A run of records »
▽

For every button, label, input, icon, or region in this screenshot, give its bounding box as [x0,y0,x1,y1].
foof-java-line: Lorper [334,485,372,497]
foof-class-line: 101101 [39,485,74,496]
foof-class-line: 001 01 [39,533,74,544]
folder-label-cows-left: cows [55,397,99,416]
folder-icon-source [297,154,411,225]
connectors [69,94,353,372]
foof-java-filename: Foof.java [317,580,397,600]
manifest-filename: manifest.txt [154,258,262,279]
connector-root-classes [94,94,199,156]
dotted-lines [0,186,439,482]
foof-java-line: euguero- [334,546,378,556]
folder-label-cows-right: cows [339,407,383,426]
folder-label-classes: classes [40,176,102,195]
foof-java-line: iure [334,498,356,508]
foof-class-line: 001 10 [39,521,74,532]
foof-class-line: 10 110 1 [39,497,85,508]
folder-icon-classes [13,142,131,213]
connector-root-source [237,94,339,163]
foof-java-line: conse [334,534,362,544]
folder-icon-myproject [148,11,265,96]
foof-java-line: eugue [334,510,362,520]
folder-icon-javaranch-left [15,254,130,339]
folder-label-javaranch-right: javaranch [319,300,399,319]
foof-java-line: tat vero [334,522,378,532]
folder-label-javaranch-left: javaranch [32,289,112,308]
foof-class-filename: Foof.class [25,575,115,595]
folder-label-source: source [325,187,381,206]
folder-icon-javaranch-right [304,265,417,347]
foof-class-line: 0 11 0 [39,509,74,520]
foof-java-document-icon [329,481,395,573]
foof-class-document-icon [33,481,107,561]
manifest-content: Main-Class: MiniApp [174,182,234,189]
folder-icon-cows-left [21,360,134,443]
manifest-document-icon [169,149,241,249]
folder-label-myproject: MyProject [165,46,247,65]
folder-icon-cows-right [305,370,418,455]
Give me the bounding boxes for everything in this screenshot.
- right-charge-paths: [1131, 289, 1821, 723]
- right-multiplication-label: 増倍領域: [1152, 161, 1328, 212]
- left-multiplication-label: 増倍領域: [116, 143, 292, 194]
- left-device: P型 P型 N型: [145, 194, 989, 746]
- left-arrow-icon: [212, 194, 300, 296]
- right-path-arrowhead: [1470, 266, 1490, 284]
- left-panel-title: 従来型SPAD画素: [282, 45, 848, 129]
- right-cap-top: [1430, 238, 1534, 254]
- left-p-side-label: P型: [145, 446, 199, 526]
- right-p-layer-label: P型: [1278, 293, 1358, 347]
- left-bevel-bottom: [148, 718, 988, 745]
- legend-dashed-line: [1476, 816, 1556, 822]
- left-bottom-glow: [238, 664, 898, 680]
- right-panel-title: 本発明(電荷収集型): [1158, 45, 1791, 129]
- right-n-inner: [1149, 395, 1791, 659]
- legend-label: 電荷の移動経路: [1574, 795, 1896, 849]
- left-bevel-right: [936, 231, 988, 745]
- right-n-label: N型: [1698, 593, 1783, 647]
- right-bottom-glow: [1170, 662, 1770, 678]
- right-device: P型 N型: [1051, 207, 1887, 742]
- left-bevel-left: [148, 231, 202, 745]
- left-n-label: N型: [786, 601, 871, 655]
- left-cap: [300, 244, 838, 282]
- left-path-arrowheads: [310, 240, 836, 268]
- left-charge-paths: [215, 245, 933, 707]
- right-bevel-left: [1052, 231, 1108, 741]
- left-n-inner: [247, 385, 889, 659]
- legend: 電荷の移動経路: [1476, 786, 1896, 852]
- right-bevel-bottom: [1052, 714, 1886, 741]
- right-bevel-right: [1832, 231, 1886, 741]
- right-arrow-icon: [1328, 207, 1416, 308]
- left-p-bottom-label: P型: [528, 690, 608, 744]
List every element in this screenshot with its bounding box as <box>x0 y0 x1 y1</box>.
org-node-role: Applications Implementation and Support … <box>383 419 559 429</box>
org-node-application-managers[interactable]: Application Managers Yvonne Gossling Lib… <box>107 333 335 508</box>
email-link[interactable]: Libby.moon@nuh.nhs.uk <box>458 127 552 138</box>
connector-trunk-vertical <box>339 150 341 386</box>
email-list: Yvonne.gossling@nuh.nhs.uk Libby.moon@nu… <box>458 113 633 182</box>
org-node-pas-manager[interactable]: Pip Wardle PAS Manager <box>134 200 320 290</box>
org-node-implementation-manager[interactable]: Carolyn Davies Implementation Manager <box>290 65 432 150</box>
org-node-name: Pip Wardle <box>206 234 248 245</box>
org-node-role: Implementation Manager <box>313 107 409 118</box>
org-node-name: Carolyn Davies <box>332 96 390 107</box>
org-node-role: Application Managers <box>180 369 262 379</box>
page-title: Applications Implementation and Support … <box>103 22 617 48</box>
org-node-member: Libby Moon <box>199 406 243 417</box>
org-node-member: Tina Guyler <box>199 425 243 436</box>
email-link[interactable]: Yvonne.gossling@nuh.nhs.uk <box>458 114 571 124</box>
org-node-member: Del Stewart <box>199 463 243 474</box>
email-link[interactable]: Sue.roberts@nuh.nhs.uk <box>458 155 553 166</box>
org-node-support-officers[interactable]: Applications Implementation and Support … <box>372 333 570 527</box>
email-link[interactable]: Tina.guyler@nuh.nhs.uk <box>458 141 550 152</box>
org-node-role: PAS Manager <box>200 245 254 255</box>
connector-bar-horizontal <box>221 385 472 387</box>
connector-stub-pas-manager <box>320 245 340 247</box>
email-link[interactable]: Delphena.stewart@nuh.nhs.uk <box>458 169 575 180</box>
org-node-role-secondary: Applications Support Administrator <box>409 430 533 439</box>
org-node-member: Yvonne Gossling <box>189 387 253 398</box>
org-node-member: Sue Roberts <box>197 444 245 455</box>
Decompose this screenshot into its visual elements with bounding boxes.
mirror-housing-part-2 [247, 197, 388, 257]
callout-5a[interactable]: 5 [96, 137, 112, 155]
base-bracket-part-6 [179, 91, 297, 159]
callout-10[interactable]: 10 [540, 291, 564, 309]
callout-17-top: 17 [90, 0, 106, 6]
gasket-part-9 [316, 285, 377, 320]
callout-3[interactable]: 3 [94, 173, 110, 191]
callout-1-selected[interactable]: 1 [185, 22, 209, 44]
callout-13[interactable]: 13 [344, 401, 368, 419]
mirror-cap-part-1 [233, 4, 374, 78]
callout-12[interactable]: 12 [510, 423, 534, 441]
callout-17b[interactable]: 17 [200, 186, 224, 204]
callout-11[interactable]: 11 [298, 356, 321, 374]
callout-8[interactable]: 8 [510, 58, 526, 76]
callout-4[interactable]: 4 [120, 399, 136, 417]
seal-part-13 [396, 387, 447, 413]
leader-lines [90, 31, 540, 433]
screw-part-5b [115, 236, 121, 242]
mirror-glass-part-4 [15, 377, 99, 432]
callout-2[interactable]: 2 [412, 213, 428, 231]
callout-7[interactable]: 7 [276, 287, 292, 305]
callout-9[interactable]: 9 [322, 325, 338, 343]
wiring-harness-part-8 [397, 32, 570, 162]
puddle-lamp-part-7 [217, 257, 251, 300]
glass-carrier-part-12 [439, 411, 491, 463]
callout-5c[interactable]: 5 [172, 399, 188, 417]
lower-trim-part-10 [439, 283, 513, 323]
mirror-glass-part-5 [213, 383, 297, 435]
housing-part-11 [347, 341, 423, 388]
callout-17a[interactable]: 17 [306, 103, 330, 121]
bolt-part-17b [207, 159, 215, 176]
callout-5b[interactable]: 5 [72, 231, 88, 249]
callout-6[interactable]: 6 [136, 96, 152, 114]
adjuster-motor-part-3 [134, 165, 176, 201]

△

REQUIRED TASK » Copy out every one of these records word for word.

TASK RESULT »
For every button, label, input, icon, or region in this screenshot, give its bounding box as [x0,y0,x1,y1].
foof-java-line: Lorper [334,485,372,497]
foof-class-line: 101101 [39,485,74,496]
foof-class-line: 001 01 [39,533,74,544]
folder-label-cows-left: cows [55,397,99,416]
folder-icon-source [297,154,411,225]
connectors [69,94,353,372]
foof-java-filename: Foof.java [317,580,397,600]
manifest-filename: manifest.txt [154,258,262,279]
connector-root-classes [94,94,199,156]
dotted-lines [0,186,439,482]
foof-java-line: euguero- [334,546,378,556]
folder-label-cows-right: cows [339,407,383,426]
folder-label-classes: classes [40,176,102,195]
foof-java-line: iure [334,498,356,508]
foof-class-line: 001 10 [39,521,74,532]
foof-class-line: 10 110 1 [39,497,85,508]
folder-icon-classes [13,142,131,213]
connector-root-source [237,94,339,163]
foof-java-line: conse [334,534,362,544]
folder-icon-myproject [148,11,265,96]
foof-java-line: eugue [334,510,362,520]
folder-icon-javaranch-left [15,254,130,339]
folder-label-javaranch-right: javaranch [319,300,399,319]
foof-java-line: tat vero [334,522,378,532]
folder-label-javaranch-left: javaranch [32,289,112,308]
foof-class-filename: Foof.class [25,575,115,595]
folder-label-source: source [325,187,381,206]
folder-icon-javaranch-right [304,265,417,347]
foof-class-line: 0 11 0 [39,509,74,520]
foof-java-document-icon [329,481,395,573]
foof-class-document-icon [33,481,107,561]
manifest-content: Main-Class: MiniApp [174,182,234,189]
folder-icon-cows-left [21,360,134,443]
manifest-document-icon [169,149,241,249]
folder-label-myproject: MyProject [165,46,247,65]
folder-icon-cows-right [305,370,418,455]
Give me the bounding boxes for everything in this screenshot.
- right-charge-paths: [1131, 289, 1821, 723]
- right-multiplication-label: 増倍領域: [1152, 161, 1328, 212]
- left-multiplication-label: 増倍領域: [116, 143, 292, 194]
- left-device: P型 P型 N型: [145, 194, 989, 746]
- left-arrow-icon: [212, 194, 300, 296]
- right-path-arrowhead: [1470, 266, 1490, 284]
- left-panel-title: 従来型SPAD画素: [282, 45, 848, 129]
- right-cap-top: [1430, 238, 1534, 254]
- left-p-side-label: P型: [145, 446, 199, 526]
- right-p-layer-label: P型: [1278, 293, 1358, 347]
- left-bevel-bottom: [148, 718, 988, 745]
- legend-dashed-line: [1476, 816, 1556, 822]
- left-bottom-glow: [238, 664, 898, 680]
- right-panel-title: 本発明(電荷収集型): [1158, 45, 1791, 129]
- right-n-inner: [1149, 395, 1791, 659]
- legend-label: 電荷の移動経路: [1574, 795, 1896, 849]
- left-bevel-right: [936, 231, 988, 745]
- right-n-label: N型: [1698, 593, 1783, 647]
- right-bottom-glow: [1170, 662, 1770, 678]
- right-device: P型 N型: [1051, 207, 1887, 742]
- left-bevel-left: [148, 231, 202, 745]
- left-n-label: N型: [786, 601, 871, 655]
- left-cap: [300, 244, 838, 282]
- left-path-arrowheads: [310, 240, 836, 268]
- left-charge-paths: [215, 245, 933, 707]
- right-bevel-left: [1052, 231, 1108, 741]
- left-n-inner: [247, 385, 889, 659]
- legend: 電荷の移動経路: [1476, 786, 1896, 852]
- right-bevel-bottom: [1052, 714, 1886, 741]
- right-bevel-right: [1832, 231, 1886, 741]
- right-arrow-icon: [1328, 207, 1416, 308]
- left-p-bottom-label: P型: [528, 690, 608, 744]
List every element in this screenshot with its bounding box as <box>x0 y0 x1 y1</box>.
org-node-role: Applications Implementation and Support … <box>383 419 559 429</box>
org-node-application-managers[interactable]: Application Managers Yvonne Gossling Lib… <box>107 333 335 508</box>
email-link[interactable]: Libby.moon@nuh.nhs.uk <box>458 127 552 138</box>
connector-trunk-vertical <box>339 150 341 386</box>
email-list: Yvonne.gossling@nuh.nhs.uk Libby.moon@nu… <box>458 113 633 182</box>
org-node-pas-manager[interactable]: Pip Wardle PAS Manager <box>134 200 320 290</box>
org-node-implementation-manager[interactable]: Carolyn Davies Implementation Manager <box>290 65 432 150</box>
org-node-name: Pip Wardle <box>206 234 248 245</box>
org-node-role: Implementation Manager <box>313 107 409 118</box>
org-node-name: Carolyn Davies <box>332 96 390 107</box>
org-node-role: Application Managers <box>180 369 262 379</box>
page-title: Applications Implementation and Support … <box>103 22 617 48</box>
org-node-member: Libby Moon <box>199 406 243 417</box>
org-node-member: Tina Guyler <box>199 425 243 436</box>
email-link[interactable]: Yvonne.gossling@nuh.nhs.uk <box>458 114 571 124</box>
org-node-member: Del Stewart <box>199 463 243 474</box>
email-link[interactable]: Sue.roberts@nuh.nhs.uk <box>458 155 553 166</box>
org-node-support-officers[interactable]: Applications Implementation and Support … <box>372 333 570 527</box>
email-link[interactable]: Tina.guyler@nuh.nhs.uk <box>458 141 550 152</box>
org-node-role: PAS Manager <box>200 245 254 255</box>
connector-bar-horizontal <box>221 385 472 387</box>
connector-stub-pas-manager <box>320 245 340 247</box>
email-link[interactable]: Delphena.stewart@nuh.nhs.uk <box>458 169 575 180</box>
org-node-role-secondary: Applications Support Administrator <box>409 430 533 439</box>
org-node-member: Yvonne Gossling <box>189 387 253 398</box>
org-node-member: Sue Roberts <box>197 444 245 455</box>
Decompose this screenshot into its visual elements with bounding boxes.
mirror-housing-part-2 [247, 197, 388, 257]
callout-5a[interactable]: 5 [96, 137, 112, 155]
base-bracket-part-6 [179, 91, 297, 159]
callout-10[interactable]: 10 [540, 291, 564, 309]
callout-17-top: 17 [90, 0, 106, 6]
gasket-part-9 [316, 285, 377, 320]
callout-3[interactable]: 3 [94, 173, 110, 191]
callout-1-selected[interactable]: 1 [185, 22, 209, 44]
callout-13[interactable]: 13 [344, 401, 368, 419]
mirror-cap-part-1 [233, 4, 374, 78]
callout-12[interactable]: 12 [510, 423, 534, 441]
callout-17b[interactable]: 17 [200, 186, 224, 204]
callout-11[interactable]: 11 [298, 356, 321, 374]
callout-8[interactable]: 8 [510, 58, 526, 76]
callout-4[interactable]: 4 [120, 399, 136, 417]
seal-part-13 [396, 387, 447, 413]
leader-lines [90, 31, 540, 433]
screw-part-5b [115, 236, 121, 242]
mirror-glass-part-4 [15, 377, 99, 432]
callout-2[interactable]: 2 [412, 213, 428, 231]
callout-7[interactable]: 7 [276, 287, 292, 305]
callout-9[interactable]: 9 [322, 325, 338, 343]
wiring-harness-part-8 [397, 32, 570, 162]
puddle-lamp-part-7 [217, 257, 251, 300]
glass-carrier-part-12 [439, 411, 491, 463]
callout-5c[interactable]: 5 [172, 399, 188, 417]
lower-trim-part-10 [439, 283, 513, 323]
mirror-glass-part-5 [213, 383, 297, 435]
housing-part-11 [347, 341, 423, 388]
callout-17a[interactable]: 17 [306, 103, 330, 121]
bolt-part-17b [207, 159, 215, 176]
callout-5b[interactable]: 5 [72, 231, 88, 249]
callout-6[interactable]: 6 [136, 96, 152, 114]
adjuster-motor-part-3 [134, 165, 176, 201]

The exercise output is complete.